> _Given information_

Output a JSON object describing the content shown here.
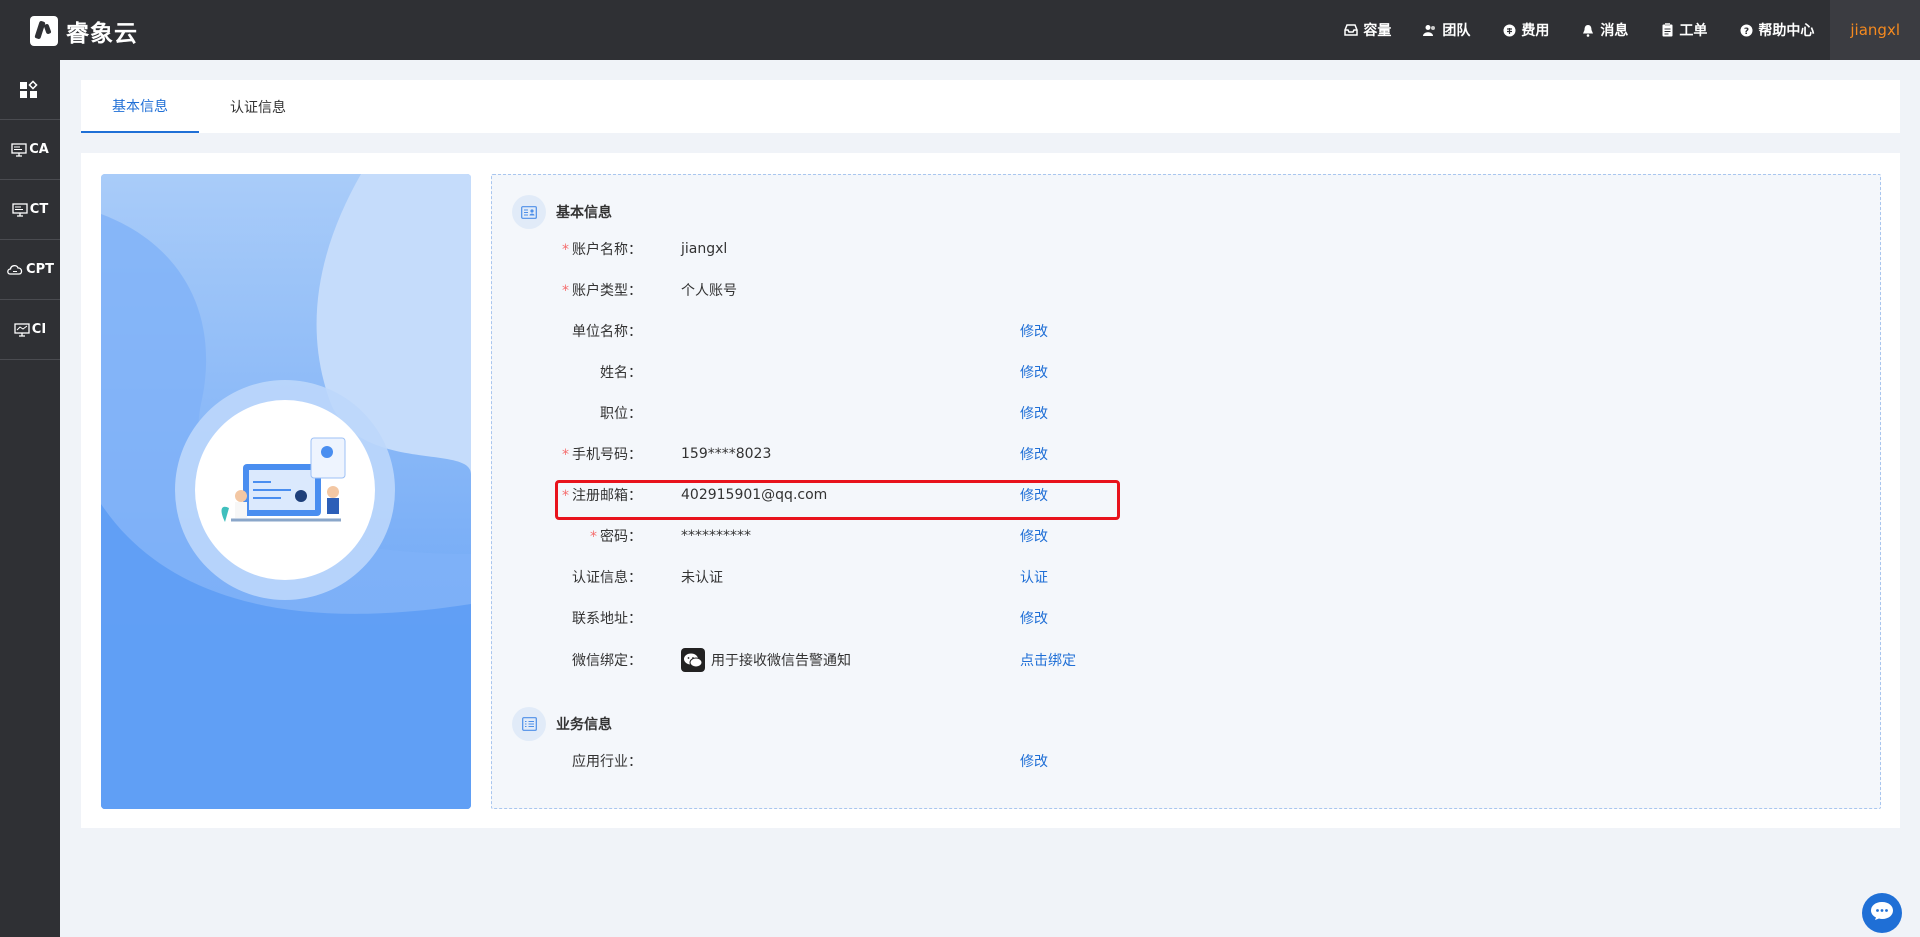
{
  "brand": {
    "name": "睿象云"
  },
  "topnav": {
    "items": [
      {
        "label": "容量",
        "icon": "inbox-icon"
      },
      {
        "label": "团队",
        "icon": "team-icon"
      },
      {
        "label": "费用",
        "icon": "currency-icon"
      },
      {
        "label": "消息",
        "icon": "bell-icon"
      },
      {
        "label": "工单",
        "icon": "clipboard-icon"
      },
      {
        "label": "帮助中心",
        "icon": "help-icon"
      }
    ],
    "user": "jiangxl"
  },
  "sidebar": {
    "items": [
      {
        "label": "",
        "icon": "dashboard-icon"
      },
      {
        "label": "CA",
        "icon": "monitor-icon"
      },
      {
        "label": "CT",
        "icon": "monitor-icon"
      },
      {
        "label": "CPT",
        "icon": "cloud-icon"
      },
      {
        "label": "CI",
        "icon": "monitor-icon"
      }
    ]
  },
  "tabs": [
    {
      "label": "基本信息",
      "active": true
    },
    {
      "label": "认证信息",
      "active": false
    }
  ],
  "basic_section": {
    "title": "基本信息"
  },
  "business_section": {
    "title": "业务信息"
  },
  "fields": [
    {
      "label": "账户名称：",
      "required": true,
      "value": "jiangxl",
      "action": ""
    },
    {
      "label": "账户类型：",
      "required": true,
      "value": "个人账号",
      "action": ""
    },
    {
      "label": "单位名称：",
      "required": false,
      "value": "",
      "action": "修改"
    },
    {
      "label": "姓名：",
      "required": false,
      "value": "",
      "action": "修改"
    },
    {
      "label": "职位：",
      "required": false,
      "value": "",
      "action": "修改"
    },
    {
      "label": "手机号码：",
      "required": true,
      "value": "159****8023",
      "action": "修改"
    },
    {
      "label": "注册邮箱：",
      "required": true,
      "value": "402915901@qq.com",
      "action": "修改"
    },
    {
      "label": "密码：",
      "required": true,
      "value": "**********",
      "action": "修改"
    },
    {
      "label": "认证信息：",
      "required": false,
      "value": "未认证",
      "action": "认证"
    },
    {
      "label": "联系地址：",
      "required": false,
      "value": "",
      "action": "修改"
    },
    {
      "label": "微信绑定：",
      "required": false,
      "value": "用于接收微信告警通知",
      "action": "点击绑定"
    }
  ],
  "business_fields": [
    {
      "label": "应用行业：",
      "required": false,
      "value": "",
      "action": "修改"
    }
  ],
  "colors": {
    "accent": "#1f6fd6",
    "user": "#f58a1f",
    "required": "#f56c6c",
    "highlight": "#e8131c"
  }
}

...

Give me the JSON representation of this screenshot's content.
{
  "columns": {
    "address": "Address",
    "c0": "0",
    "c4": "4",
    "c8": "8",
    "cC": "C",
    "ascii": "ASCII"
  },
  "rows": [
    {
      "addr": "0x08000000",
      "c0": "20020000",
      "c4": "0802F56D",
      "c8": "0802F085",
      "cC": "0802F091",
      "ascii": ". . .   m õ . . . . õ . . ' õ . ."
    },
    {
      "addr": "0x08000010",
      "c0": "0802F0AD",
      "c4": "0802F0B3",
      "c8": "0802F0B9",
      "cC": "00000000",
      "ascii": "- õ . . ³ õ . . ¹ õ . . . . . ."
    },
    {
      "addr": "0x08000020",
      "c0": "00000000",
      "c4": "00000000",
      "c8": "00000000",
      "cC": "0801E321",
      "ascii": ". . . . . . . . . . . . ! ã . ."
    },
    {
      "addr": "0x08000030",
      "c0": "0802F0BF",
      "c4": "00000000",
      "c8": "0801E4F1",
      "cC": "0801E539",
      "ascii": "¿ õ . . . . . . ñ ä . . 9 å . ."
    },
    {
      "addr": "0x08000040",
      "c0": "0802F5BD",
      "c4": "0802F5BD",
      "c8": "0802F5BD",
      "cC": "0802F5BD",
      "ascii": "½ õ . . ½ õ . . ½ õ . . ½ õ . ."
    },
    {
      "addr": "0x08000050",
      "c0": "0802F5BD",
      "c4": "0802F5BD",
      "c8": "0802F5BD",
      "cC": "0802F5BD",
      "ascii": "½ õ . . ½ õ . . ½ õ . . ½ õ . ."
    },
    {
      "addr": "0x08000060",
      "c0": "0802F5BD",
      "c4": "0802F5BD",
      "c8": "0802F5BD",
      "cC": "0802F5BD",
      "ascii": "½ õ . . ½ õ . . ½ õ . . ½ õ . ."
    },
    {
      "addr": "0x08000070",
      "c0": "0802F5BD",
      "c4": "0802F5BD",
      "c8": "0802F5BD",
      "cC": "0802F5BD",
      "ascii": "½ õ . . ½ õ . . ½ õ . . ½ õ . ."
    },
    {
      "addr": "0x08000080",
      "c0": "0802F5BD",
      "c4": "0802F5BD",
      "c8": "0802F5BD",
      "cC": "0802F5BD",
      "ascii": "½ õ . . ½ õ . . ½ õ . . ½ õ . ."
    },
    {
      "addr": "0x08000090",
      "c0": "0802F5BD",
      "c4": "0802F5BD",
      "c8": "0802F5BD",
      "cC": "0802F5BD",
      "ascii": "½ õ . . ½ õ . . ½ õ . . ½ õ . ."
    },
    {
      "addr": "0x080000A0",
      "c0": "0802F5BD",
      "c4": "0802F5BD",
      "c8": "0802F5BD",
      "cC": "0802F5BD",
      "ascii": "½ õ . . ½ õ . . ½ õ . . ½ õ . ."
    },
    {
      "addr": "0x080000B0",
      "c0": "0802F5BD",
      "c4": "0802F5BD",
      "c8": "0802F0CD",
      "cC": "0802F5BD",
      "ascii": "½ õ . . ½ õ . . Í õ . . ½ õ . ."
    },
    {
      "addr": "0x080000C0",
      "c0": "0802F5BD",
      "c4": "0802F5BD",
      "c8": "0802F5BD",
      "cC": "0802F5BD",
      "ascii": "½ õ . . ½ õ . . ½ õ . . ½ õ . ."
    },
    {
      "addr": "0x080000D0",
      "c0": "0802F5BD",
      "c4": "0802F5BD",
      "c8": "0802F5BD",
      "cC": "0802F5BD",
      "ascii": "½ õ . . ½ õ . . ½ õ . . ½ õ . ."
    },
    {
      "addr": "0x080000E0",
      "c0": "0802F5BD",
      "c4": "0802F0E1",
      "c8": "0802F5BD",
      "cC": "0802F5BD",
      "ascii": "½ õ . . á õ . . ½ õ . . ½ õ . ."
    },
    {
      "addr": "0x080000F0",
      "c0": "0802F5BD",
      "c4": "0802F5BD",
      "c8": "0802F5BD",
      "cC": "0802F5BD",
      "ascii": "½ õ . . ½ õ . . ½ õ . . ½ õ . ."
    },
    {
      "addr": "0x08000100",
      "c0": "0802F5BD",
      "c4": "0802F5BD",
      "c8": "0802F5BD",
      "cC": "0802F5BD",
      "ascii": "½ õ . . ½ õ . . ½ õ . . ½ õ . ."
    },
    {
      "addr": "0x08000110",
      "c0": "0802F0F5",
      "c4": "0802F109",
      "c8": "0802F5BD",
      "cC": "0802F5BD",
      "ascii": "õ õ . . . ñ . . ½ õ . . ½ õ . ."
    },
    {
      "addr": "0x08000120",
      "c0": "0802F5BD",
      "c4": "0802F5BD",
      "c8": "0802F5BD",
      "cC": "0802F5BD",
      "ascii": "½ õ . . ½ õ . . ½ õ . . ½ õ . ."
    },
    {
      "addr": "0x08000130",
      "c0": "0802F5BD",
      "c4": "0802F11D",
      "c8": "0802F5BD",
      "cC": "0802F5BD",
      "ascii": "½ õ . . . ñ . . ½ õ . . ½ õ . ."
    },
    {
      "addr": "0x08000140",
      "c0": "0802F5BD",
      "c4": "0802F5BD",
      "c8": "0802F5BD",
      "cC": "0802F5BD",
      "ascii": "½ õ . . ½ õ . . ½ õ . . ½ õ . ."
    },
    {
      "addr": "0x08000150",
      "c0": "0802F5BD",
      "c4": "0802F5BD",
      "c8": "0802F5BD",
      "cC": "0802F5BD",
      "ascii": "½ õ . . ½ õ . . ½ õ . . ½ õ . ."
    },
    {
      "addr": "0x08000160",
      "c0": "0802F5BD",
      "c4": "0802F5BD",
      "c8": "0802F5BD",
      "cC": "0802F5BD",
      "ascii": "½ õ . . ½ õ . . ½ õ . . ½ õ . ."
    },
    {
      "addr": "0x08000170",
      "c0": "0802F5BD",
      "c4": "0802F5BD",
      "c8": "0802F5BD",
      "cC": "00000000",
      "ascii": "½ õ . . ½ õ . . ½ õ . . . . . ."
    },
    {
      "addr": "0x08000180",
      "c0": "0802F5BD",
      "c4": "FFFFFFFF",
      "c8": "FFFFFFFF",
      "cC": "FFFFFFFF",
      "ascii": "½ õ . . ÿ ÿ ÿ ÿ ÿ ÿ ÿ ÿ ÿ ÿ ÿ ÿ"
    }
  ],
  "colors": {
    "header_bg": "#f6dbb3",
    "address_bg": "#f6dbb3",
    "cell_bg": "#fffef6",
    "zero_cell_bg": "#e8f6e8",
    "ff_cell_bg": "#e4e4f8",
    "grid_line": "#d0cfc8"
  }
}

==

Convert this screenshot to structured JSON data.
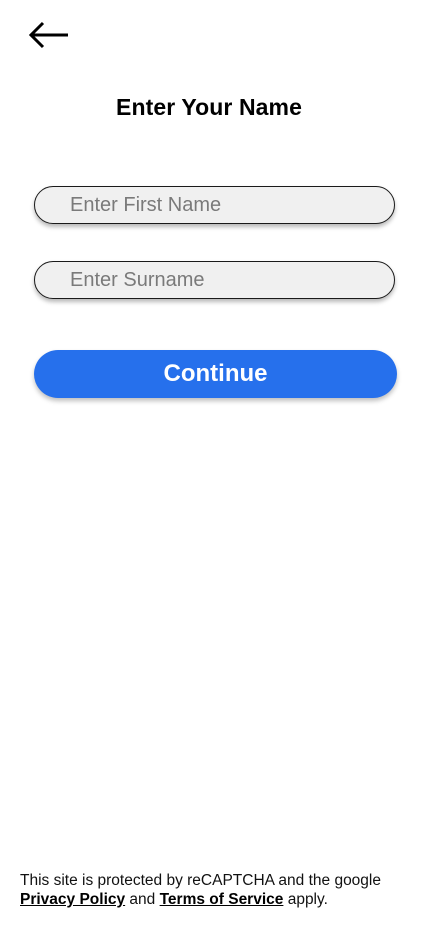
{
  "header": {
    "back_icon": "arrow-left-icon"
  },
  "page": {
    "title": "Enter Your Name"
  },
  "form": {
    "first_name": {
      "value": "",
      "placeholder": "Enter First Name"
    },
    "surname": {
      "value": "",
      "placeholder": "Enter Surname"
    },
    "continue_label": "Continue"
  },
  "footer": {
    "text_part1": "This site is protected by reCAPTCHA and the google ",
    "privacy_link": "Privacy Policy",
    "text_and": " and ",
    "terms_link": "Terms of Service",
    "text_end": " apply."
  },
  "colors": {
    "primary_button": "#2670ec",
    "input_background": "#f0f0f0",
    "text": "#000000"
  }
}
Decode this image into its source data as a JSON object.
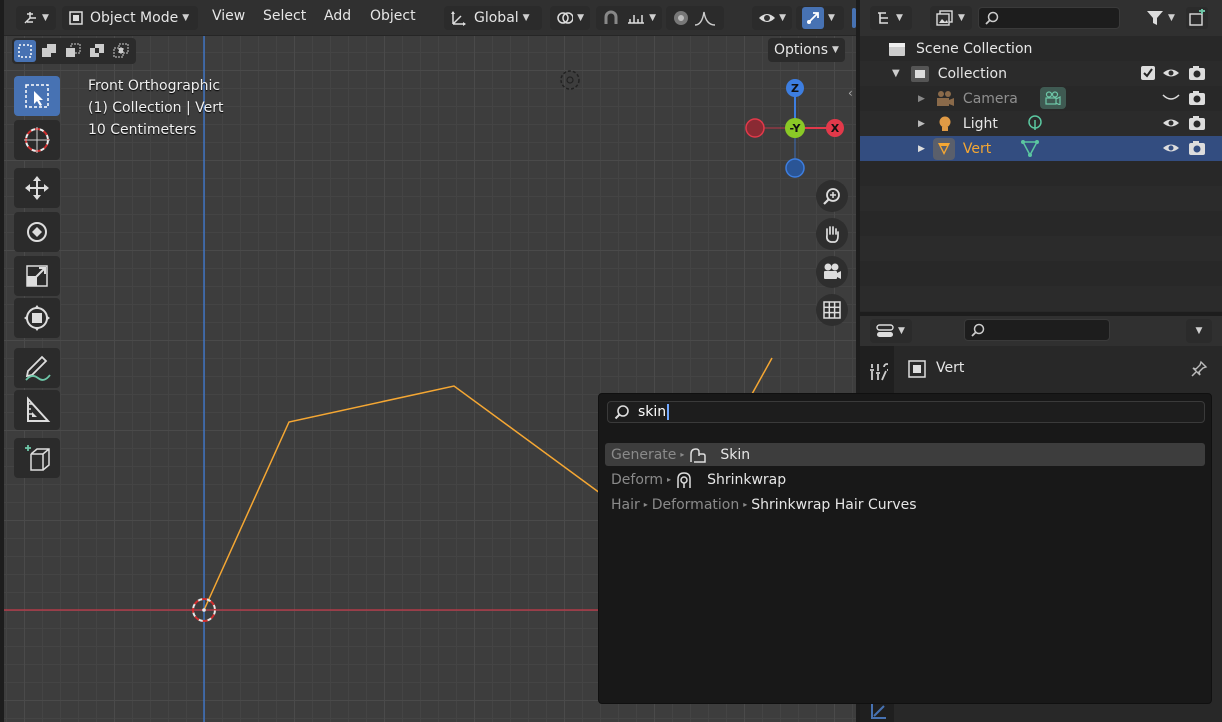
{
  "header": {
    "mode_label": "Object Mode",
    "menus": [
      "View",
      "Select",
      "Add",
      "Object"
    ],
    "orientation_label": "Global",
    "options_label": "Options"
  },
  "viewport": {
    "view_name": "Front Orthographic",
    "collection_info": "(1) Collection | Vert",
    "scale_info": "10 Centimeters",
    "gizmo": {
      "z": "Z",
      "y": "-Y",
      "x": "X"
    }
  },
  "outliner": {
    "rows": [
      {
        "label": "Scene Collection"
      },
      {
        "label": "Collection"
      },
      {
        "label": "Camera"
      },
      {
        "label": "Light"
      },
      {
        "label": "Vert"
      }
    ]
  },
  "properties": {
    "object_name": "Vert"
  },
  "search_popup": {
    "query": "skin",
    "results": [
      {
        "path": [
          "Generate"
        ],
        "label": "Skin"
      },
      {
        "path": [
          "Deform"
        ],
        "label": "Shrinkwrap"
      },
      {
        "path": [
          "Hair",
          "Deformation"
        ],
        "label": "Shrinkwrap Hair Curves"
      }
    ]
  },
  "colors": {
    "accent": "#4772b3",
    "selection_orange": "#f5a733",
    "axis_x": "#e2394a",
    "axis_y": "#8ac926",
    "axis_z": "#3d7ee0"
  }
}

> _Goal_
Looking back at the lines above, state how many contain the word "data", and supply nothing besides the number.

> _Result of this exercise_
2